● Objective: Which lines below hold the word "NOAA"? Copy all of them.
------------------------------------
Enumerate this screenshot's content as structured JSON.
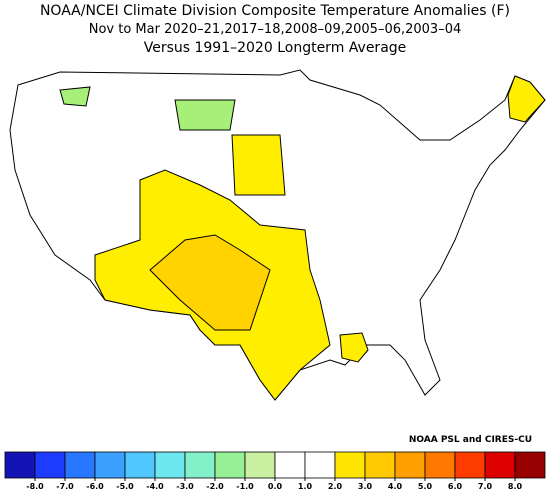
{
  "title": "NOAA/NCEI Climate Division Composite Temperature Anomalies (F)",
  "subtitle": "Nov to Mar  2020–21,2017–18,2008–09,2005–06,2003–04",
  "comparison": "Versus 1991–2020 Longterm Average",
  "credit": "NOAA PSL and CIRES-CU",
  "colorbar": {
    "colors": [
      "#1414b4",
      "#1e3cff",
      "#2878ff",
      "#3ca0ff",
      "#50c8ff",
      "#6ee6f0",
      "#82f0c8",
      "#96f096",
      "#c8f0a0",
      "#ffffff",
      "#ffffff",
      "#ffe600",
      "#ffc800",
      "#ffa000",
      "#ff7800",
      "#ff3c00",
      "#dc0000",
      "#960000"
    ],
    "ticks": [
      {
        "value": -8,
        "label": "-8.0"
      },
      {
        "value": -7,
        "label": "-7.0"
      },
      {
        "value": -6,
        "label": "-6.0"
      },
      {
        "value": -5,
        "label": "-5.0"
      },
      {
        "value": -4,
        "label": "-4.0"
      },
      {
        "value": -3,
        "label": "-3.0"
      },
      {
        "value": -2,
        "label": "-2.0"
      },
      {
        "value": -1,
        "label": "-1.0"
      },
      {
        "value": 0,
        "label": "0.0"
      },
      {
        "value": 1,
        "label": "1.0"
      },
      {
        "value": 2,
        "label": "2.0"
      },
      {
        "value": 3,
        "label": "3.0"
      },
      {
        "value": 4,
        "label": "4.0"
      },
      {
        "value": 5,
        "label": "5.0"
      },
      {
        "value": 6,
        "label": "6.0"
      },
      {
        "value": 7,
        "label": "7.0"
      },
      {
        "value": 8,
        "label": "8.0"
      }
    ]
  }
}
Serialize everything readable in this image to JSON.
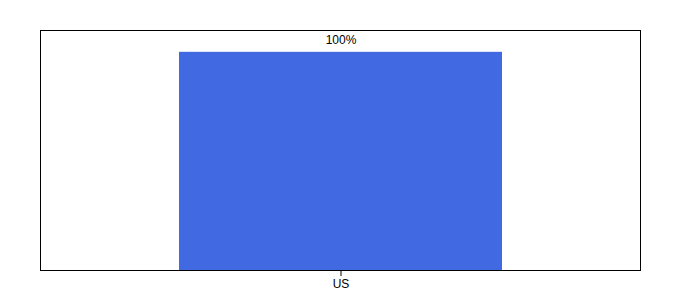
{
  "chart_data": {
    "type": "bar",
    "categories": [
      "US"
    ],
    "values": [
      100
    ],
    "value_labels": [
      "100%"
    ],
    "color": "#4169e1",
    "ylim": [
      0,
      110
    ],
    "yticks": [],
    "data_labels": true,
    "tick_labels": "x"
  }
}
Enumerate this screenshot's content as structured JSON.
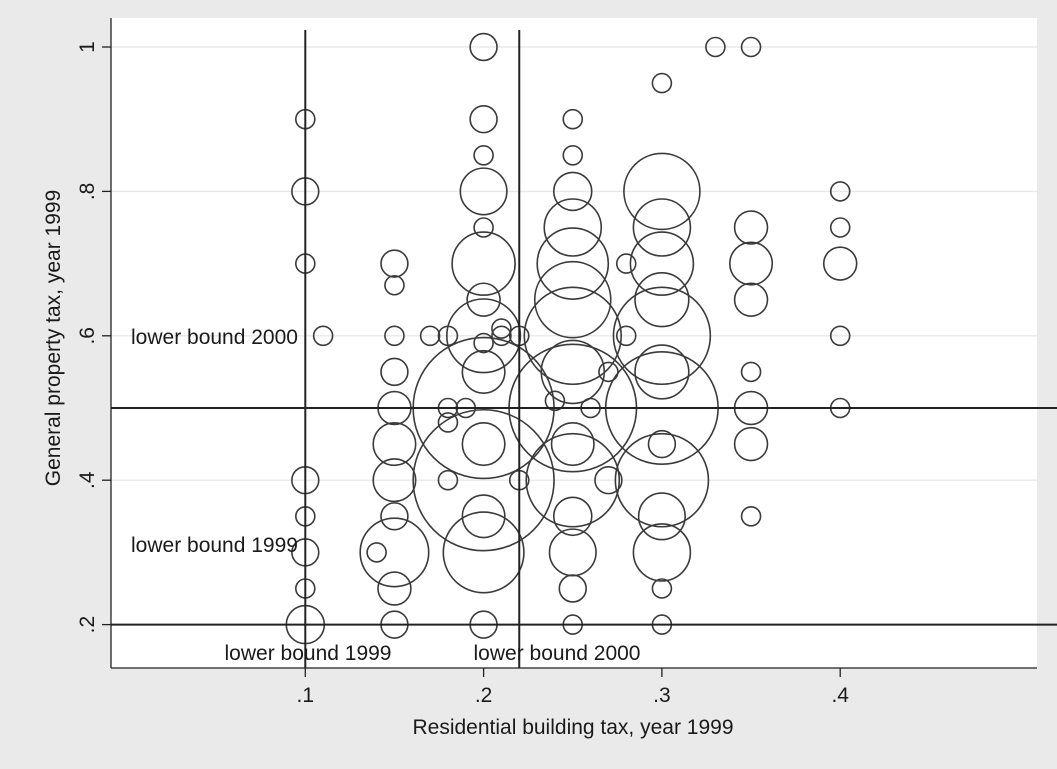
{
  "chart_data": {
    "type": "scatter",
    "marker": "hollow-circle-weighted",
    "xlabel": "Residential building tax, year 1999",
    "ylabel": "General property tax, year 1999",
    "xlim": [
      0,
      0.5
    ],
    "ylim": [
      0,
      1.05
    ],
    "grid": true,
    "xticks": [
      {
        "value": 0.1,
        "label": ".1"
      },
      {
        "value": 0.2,
        "label": ".2"
      },
      {
        "value": 0.3,
        "label": ".3"
      },
      {
        "value": 0.4,
        "label": ".4"
      }
    ],
    "yticks": [
      {
        "value": 0.2,
        "label": ".2"
      },
      {
        "value": 0.4,
        "label": ".4"
      },
      {
        "value": 0.6,
        "label": ".6"
      },
      {
        "value": 0.8,
        "label": ".8"
      },
      {
        "value": 1.0,
        "label": "1"
      }
    ],
    "reference_lines": [
      {
        "axis": "x",
        "value": 0.1,
        "label": "lower bound 1999"
      },
      {
        "axis": "x",
        "value": 0.22,
        "label": "lower bound 2000"
      },
      {
        "axis": "y",
        "value": 0.5,
        "label": "lower bound 2000"
      },
      {
        "axis": "y",
        "value": 0.2,
        "label": "lower bound 1999"
      }
    ],
    "points": [
      {
        "x": 0.1,
        "y": 0.9,
        "w": 1
      },
      {
        "x": 0.1,
        "y": 0.8,
        "w": 2
      },
      {
        "x": 0.1,
        "y": 0.7,
        "w": 1
      },
      {
        "x": 0.1,
        "y": 0.4,
        "w": 2
      },
      {
        "x": 0.1,
        "y": 0.35,
        "w": 1
      },
      {
        "x": 0.1,
        "y": 0.3,
        "w": 2
      },
      {
        "x": 0.1,
        "y": 0.25,
        "w": 1
      },
      {
        "x": 0.1,
        "y": 0.2,
        "w": 4
      },
      {
        "x": 0.11,
        "y": 0.6,
        "w": 1
      },
      {
        "x": 0.14,
        "y": 0.3,
        "w": 1
      },
      {
        "x": 0.15,
        "y": 0.7,
        "w": 2
      },
      {
        "x": 0.15,
        "y": 0.67,
        "w": 1
      },
      {
        "x": 0.15,
        "y": 0.6,
        "w": 1
      },
      {
        "x": 0.15,
        "y": 0.55,
        "w": 2
      },
      {
        "x": 0.15,
        "y": 0.5,
        "w": 3
      },
      {
        "x": 0.15,
        "y": 0.45,
        "w": 5
      },
      {
        "x": 0.15,
        "y": 0.4,
        "w": 5
      },
      {
        "x": 0.15,
        "y": 0.35,
        "w": 2
      },
      {
        "x": 0.15,
        "y": 0.3,
        "w": 13
      },
      {
        "x": 0.15,
        "y": 0.25,
        "w": 3
      },
      {
        "x": 0.15,
        "y": 0.2,
        "w": 2
      },
      {
        "x": 0.17,
        "y": 0.6,
        "w": 1
      },
      {
        "x": 0.18,
        "y": 0.6,
        "w": 1
      },
      {
        "x": 0.18,
        "y": 0.5,
        "w": 1
      },
      {
        "x": 0.18,
        "y": 0.48,
        "w": 1
      },
      {
        "x": 0.18,
        "y": 0.4,
        "w": 1
      },
      {
        "x": 0.19,
        "y": 0.5,
        "w": 1
      },
      {
        "x": 0.2,
        "y": 1.0,
        "w": 2
      },
      {
        "x": 0.2,
        "y": 0.9,
        "w": 2
      },
      {
        "x": 0.2,
        "y": 0.85,
        "w": 1
      },
      {
        "x": 0.2,
        "y": 0.8,
        "w": 6
      },
      {
        "x": 0.2,
        "y": 0.75,
        "w": 1
      },
      {
        "x": 0.2,
        "y": 0.7,
        "w": 11
      },
      {
        "x": 0.2,
        "y": 0.65,
        "w": 3
      },
      {
        "x": 0.2,
        "y": 0.6,
        "w": 15
      },
      {
        "x": 0.2,
        "y": 0.59,
        "w": 1
      },
      {
        "x": 0.2,
        "y": 0.55,
        "w": 5
      },
      {
        "x": 0.2,
        "y": 0.5,
        "w": 55
      },
      {
        "x": 0.2,
        "y": 0.45,
        "w": 5
      },
      {
        "x": 0.2,
        "y": 0.4,
        "w": 55
      },
      {
        "x": 0.2,
        "y": 0.35,
        "w": 5
      },
      {
        "x": 0.2,
        "y": 0.3,
        "w": 18
      },
      {
        "x": 0.2,
        "y": 0.2,
        "w": 2
      },
      {
        "x": 0.21,
        "y": 0.61,
        "w": 1
      },
      {
        "x": 0.21,
        "y": 0.6,
        "w": 1
      },
      {
        "x": 0.22,
        "y": 0.6,
        "w": 1
      },
      {
        "x": 0.22,
        "y": 0.4,
        "w": 1
      },
      {
        "x": 0.24,
        "y": 0.51,
        "w": 1
      },
      {
        "x": 0.25,
        "y": 0.9,
        "w": 1
      },
      {
        "x": 0.25,
        "y": 0.85,
        "w": 1
      },
      {
        "x": 0.25,
        "y": 0.8,
        "w": 4
      },
      {
        "x": 0.25,
        "y": 0.75,
        "w": 9
      },
      {
        "x": 0.25,
        "y": 0.7,
        "w": 14
      },
      {
        "x": 0.25,
        "y": 0.65,
        "w": 16
      },
      {
        "x": 0.25,
        "y": 0.6,
        "w": 26
      },
      {
        "x": 0.25,
        "y": 0.55,
        "w": 11
      },
      {
        "x": 0.25,
        "y": 0.5,
        "w": 45
      },
      {
        "x": 0.25,
        "y": 0.45,
        "w": 5
      },
      {
        "x": 0.25,
        "y": 0.4,
        "w": 24
      },
      {
        "x": 0.25,
        "y": 0.35,
        "w": 4
      },
      {
        "x": 0.25,
        "y": 0.3,
        "w": 6
      },
      {
        "x": 0.25,
        "y": 0.25,
        "w": 2
      },
      {
        "x": 0.25,
        "y": 0.2,
        "w": 1
      },
      {
        "x": 0.26,
        "y": 0.5,
        "w": 1
      },
      {
        "x": 0.27,
        "y": 0.55,
        "w": 1
      },
      {
        "x": 0.27,
        "y": 0.4,
        "w": 2
      },
      {
        "x": 0.28,
        "y": 0.7,
        "w": 1
      },
      {
        "x": 0.28,
        "y": 0.6,
        "w": 1
      },
      {
        "x": 0.3,
        "y": 0.95,
        "w": 1
      },
      {
        "x": 0.3,
        "y": 0.8,
        "w": 16
      },
      {
        "x": 0.3,
        "y": 0.75,
        "w": 9
      },
      {
        "x": 0.3,
        "y": 0.7,
        "w": 11
      },
      {
        "x": 0.3,
        "y": 0.65,
        "w": 8
      },
      {
        "x": 0.3,
        "y": 0.6,
        "w": 26
      },
      {
        "x": 0.3,
        "y": 0.55,
        "w": 8
      },
      {
        "x": 0.3,
        "y": 0.5,
        "w": 35
      },
      {
        "x": 0.3,
        "y": 0.45,
        "w": 2
      },
      {
        "x": 0.3,
        "y": 0.4,
        "w": 24
      },
      {
        "x": 0.3,
        "y": 0.35,
        "w": 6
      },
      {
        "x": 0.3,
        "y": 0.3,
        "w": 9
      },
      {
        "x": 0.3,
        "y": 0.25,
        "w": 1
      },
      {
        "x": 0.3,
        "y": 0.2,
        "w": 1
      },
      {
        "x": 0.33,
        "y": 1.0,
        "w": 1
      },
      {
        "x": 0.35,
        "y": 1.0,
        "w": 1
      },
      {
        "x": 0.35,
        "y": 0.75,
        "w": 3
      },
      {
        "x": 0.35,
        "y": 0.7,
        "w": 5
      },
      {
        "x": 0.35,
        "y": 0.65,
        "w": 3
      },
      {
        "x": 0.35,
        "y": 0.55,
        "w": 1
      },
      {
        "x": 0.35,
        "y": 0.5,
        "w": 3
      },
      {
        "x": 0.35,
        "y": 0.45,
        "w": 3
      },
      {
        "x": 0.35,
        "y": 0.35,
        "w": 1
      },
      {
        "x": 0.4,
        "y": 0.8,
        "w": 1
      },
      {
        "x": 0.4,
        "y": 0.75,
        "w": 1
      },
      {
        "x": 0.4,
        "y": 0.7,
        "w": 3
      },
      {
        "x": 0.4,
        "y": 0.6,
        "w": 1
      },
      {
        "x": 0.4,
        "y": 0.5,
        "w": 1
      }
    ]
  }
}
------------------------------------
● Answer to the problem:
  "title": "NOAA/NCEI Climate Division Composite Temperature Anomalies (F)",
  "credit": "NOAA PSL and CIRES-CU",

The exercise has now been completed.